== What you are asked to do ==
In this exercise, return the whole listing exactly, excluding any images.

[Extracted records]
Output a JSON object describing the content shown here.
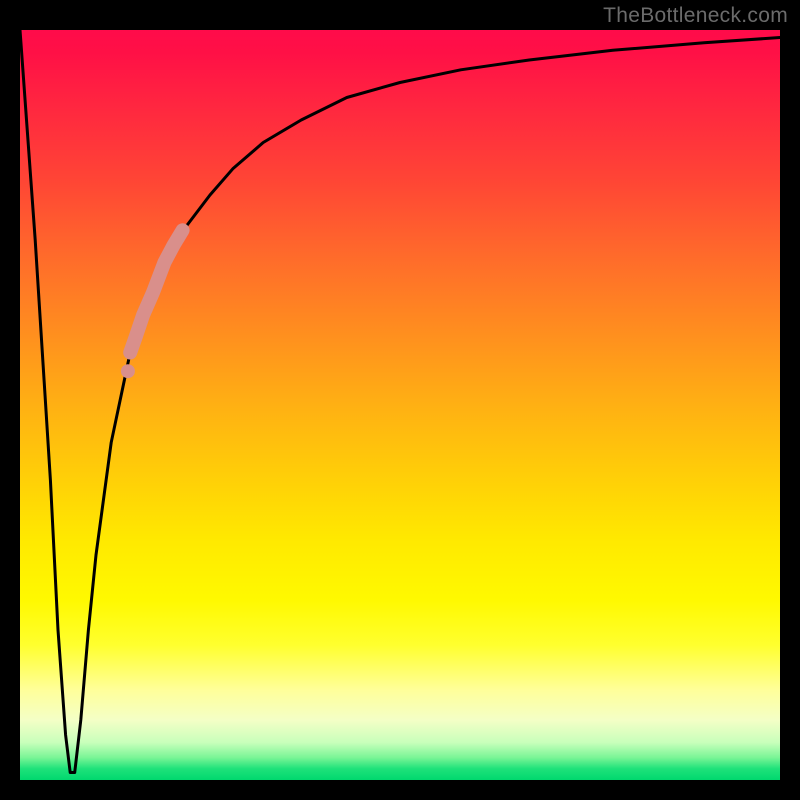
{
  "watermark": "TheBottleneck.com",
  "chart_data": {
    "type": "line",
    "title": "",
    "xlabel": "",
    "ylabel": "",
    "xlim": [
      0,
      100
    ],
    "ylim": [
      0,
      100
    ],
    "grid": false,
    "series": [
      {
        "name": "bottleneck-curve",
        "x": [
          0,
          2,
          4,
          5,
          6,
          6.6,
          7.2,
          8,
          9,
          10,
          12,
          14.5,
          16,
          18,
          20,
          22,
          25,
          28,
          32,
          37,
          43,
          50,
          58,
          67,
          78,
          90,
          100
        ],
        "values": [
          100,
          72,
          40,
          20,
          6,
          1,
          1,
          8,
          20,
          30,
          45,
          57,
          62,
          67,
          71,
          74,
          78,
          81.5,
          85,
          88,
          91,
          93,
          94.7,
          96,
          97.3,
          98.3,
          99
        ]
      }
    ],
    "highlight": {
      "name": "highlight-segment",
      "x": [
        14.5,
        15.2,
        16.2,
        17.5,
        19.0,
        20.2,
        21.4
      ],
      "values": [
        57,
        59,
        62,
        65,
        69,
        71.3,
        73.3
      ]
    },
    "background_gradient": {
      "stops": [
        {
          "pct": 0,
          "color": "#ff0b4a"
        },
        {
          "pct": 50,
          "color": "#ffb013"
        },
        {
          "pct": 82,
          "color": "#ffff2e"
        },
        {
          "pct": 100,
          "color": "#00d86e"
        }
      ]
    }
  }
}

== Correct response ==
Output a JSON object describing the content shown here.
{
  "watermark": "TheBottleneck.com",
  "chart_data": {
    "type": "line",
    "title": "",
    "xlabel": "",
    "ylabel": "",
    "xlim": [
      0,
      100
    ],
    "ylim": [
      0,
      100
    ],
    "grid": false,
    "series": [
      {
        "name": "bottleneck-curve",
        "x": [
          0,
          2,
          4,
          5,
          6,
          6.6,
          7.2,
          8,
          9,
          10,
          12,
          14.5,
          16,
          18,
          20,
          22,
          25,
          28,
          32,
          37,
          43,
          50,
          58,
          67,
          78,
          90,
          100
        ],
        "values": [
          100,
          72,
          40,
          20,
          6,
          1,
          1,
          8,
          20,
          30,
          45,
          57,
          62,
          67,
          71,
          74,
          78,
          81.5,
          85,
          88,
          91,
          93,
          94.7,
          96,
          97.3,
          98.3,
          99
        ]
      }
    ],
    "highlight": {
      "name": "highlight-segment",
      "x": [
        14.5,
        15.2,
        16.2,
        17.5,
        19.0,
        20.2,
        21.4
      ],
      "values": [
        57,
        59,
        62,
        65,
        69,
        71.3,
        73.3
      ]
    },
    "background_gradient": {
      "stops": [
        {
          "pct": 0,
          "color": "#ff0b4a"
        },
        {
          "pct": 50,
          "color": "#ffb013"
        },
        {
          "pct": 82,
          "color": "#ffff2e"
        },
        {
          "pct": 100,
          "color": "#00d86e"
        }
      ]
    }
  }
}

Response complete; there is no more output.